**The task**
Reproduce the entire listing word for word.

[Stored entries]

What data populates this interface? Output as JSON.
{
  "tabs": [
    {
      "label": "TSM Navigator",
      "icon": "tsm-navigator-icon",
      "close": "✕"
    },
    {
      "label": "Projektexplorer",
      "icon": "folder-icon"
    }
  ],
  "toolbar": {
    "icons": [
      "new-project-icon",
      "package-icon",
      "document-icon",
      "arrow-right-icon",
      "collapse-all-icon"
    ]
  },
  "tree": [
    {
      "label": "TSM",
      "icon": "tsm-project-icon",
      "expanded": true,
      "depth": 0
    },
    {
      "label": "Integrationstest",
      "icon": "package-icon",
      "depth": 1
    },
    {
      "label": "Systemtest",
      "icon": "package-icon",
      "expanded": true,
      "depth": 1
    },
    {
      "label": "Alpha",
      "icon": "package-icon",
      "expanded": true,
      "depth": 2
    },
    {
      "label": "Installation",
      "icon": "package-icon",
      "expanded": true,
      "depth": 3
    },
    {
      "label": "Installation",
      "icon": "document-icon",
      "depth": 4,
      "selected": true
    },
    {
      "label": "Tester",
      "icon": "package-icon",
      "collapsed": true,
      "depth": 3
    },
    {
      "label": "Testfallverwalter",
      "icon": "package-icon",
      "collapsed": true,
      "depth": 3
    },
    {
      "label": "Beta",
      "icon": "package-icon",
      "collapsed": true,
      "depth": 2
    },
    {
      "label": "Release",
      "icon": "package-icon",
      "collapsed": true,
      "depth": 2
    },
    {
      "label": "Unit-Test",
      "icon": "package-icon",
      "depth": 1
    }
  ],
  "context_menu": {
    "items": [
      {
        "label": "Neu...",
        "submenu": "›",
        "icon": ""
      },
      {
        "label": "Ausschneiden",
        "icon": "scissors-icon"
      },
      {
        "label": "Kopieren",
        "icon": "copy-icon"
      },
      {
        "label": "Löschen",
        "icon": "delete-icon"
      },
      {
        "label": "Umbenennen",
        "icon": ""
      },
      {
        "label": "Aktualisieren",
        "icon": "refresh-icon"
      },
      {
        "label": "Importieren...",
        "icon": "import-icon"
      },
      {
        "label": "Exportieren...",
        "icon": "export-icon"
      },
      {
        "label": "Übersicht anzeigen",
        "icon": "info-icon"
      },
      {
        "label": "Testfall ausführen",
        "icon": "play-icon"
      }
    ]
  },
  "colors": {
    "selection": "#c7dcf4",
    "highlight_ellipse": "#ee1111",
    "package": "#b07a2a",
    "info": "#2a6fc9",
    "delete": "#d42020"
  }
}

**Result of this task**
What data populates this interface? Output as JSON.
{
  "tabs": [
    {
      "label": "TSM Navigator",
      "icon": "tsm-navigator-icon",
      "close": "✕"
    },
    {
      "label": "Projektexplorer",
      "icon": "folder-icon"
    }
  ],
  "toolbar": {
    "icons": [
      "new-project-icon",
      "package-icon",
      "document-icon",
      "arrow-right-icon",
      "collapse-all-icon"
    ]
  },
  "tree": [
    {
      "label": "TSM",
      "icon": "tsm-project-icon",
      "expanded": true,
      "depth": 0
    },
    {
      "label": "Integrationstest",
      "icon": "package-icon",
      "depth": 1
    },
    {
      "label": "Systemtest",
      "icon": "package-icon",
      "expanded": true,
      "depth": 1
    },
    {
      "label": "Alpha",
      "icon": "package-icon",
      "expanded": true,
      "depth": 2
    },
    {
      "label": "Installation",
      "icon": "package-icon",
      "expanded": true,
      "depth": 3
    },
    {
      "label": "Installation",
      "icon": "document-icon",
      "depth": 4,
      "selected": true
    },
    {
      "label": "Tester",
      "icon": "package-icon",
      "collapsed": true,
      "depth": 3
    },
    {
      "label": "Testfallverwalter",
      "icon": "package-icon",
      "collapsed": true,
      "depth": 3
    },
    {
      "label": "Beta",
      "icon": "package-icon",
      "collapsed": true,
      "depth": 2
    },
    {
      "label": "Release",
      "icon": "package-icon",
      "collapsed": true,
      "depth": 2
    },
    {
      "label": "Unit-Test",
      "icon": "package-icon",
      "depth": 1
    }
  ],
  "context_menu": {
    "items": [
      {
        "label": "Neu...",
        "submenu": "›",
        "icon": ""
      },
      {
        "label": "Ausschneiden",
        "icon": "scissors-icon"
      },
      {
        "label": "Kopieren",
        "icon": "copy-icon"
      },
      {
        "label": "Löschen",
        "icon": "delete-icon"
      },
      {
        "label": "Umbenennen",
        "icon": ""
      },
      {
        "label": "Aktualisieren",
        "icon": "refresh-icon"
      },
      {
        "label": "Importieren...",
        "icon": "import-icon"
      },
      {
        "label": "Exportieren...",
        "icon": "export-icon"
      },
      {
        "label": "Übersicht anzeigen",
        "icon": "info-icon"
      },
      {
        "label": "Testfall ausführen",
        "icon": "play-icon"
      }
    ]
  },
  "colors": {
    "selection": "#c7dcf4",
    "highlight_ellipse": "#ee1111",
    "package": "#b07a2a",
    "info": "#2a6fc9",
    "delete": "#d42020"
  }
}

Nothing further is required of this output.